Scan the data beneath this task and copy each line that includes "ffffff".

── Data rows ──

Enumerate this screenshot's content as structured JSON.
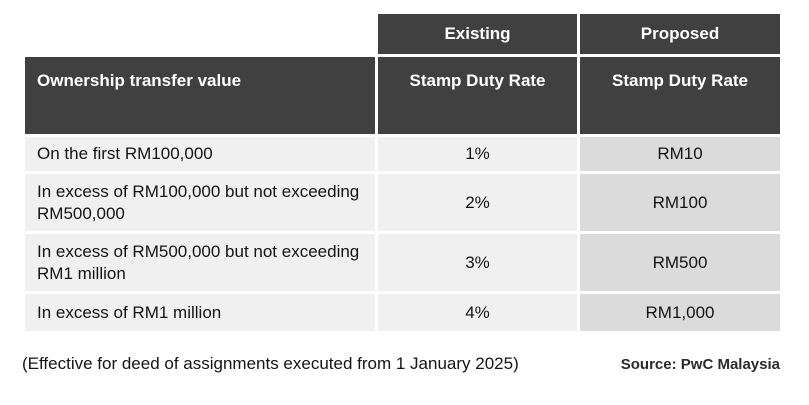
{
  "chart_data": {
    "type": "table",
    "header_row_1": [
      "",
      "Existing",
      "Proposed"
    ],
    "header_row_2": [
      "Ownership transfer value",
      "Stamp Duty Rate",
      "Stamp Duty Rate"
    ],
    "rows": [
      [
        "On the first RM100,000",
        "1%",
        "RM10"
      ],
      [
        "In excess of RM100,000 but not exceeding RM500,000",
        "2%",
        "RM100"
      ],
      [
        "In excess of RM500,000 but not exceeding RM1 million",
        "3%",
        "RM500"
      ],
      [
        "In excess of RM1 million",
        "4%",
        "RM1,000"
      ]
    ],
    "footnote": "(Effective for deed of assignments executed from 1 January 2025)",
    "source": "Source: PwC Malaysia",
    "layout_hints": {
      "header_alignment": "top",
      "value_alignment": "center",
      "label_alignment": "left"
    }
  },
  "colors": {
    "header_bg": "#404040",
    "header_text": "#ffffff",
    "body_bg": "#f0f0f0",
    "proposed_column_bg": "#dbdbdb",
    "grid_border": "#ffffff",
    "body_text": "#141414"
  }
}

───
── Data rows ──

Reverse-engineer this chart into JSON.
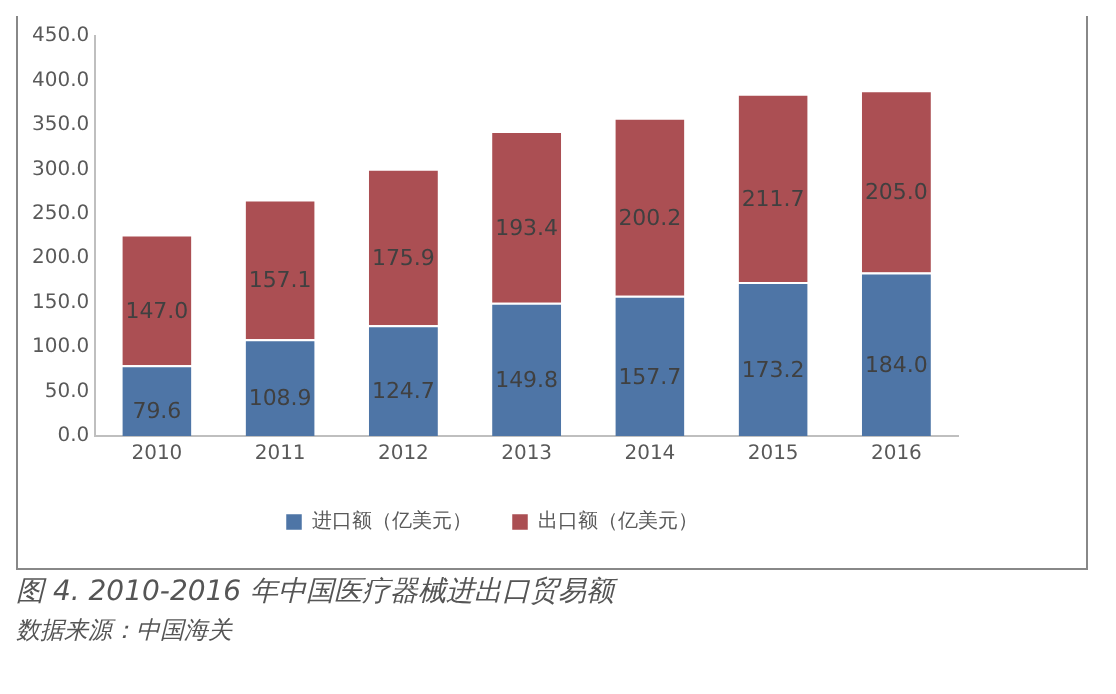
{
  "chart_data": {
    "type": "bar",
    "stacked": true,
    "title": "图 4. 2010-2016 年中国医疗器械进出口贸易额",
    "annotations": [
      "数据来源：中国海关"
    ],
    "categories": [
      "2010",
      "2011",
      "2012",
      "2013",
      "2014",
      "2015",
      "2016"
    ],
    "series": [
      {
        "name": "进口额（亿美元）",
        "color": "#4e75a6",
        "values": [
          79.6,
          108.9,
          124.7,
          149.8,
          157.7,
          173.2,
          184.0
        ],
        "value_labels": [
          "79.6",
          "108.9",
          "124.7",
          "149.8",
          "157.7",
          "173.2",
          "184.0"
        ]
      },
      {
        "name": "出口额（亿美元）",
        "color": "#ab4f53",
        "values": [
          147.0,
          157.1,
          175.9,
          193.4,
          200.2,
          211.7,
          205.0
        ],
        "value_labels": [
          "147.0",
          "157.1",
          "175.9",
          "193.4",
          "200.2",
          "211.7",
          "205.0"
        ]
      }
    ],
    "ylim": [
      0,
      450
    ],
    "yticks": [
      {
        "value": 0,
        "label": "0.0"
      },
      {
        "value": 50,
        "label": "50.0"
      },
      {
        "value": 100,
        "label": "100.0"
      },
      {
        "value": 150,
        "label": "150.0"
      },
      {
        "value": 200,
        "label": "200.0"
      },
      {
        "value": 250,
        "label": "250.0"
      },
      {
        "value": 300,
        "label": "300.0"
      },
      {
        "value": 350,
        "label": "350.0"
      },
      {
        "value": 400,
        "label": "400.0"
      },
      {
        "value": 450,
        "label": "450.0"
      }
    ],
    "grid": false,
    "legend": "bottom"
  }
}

───

Solution for this task:
    "header_text": "#ffffff",
    "grid_border": "#ffffff",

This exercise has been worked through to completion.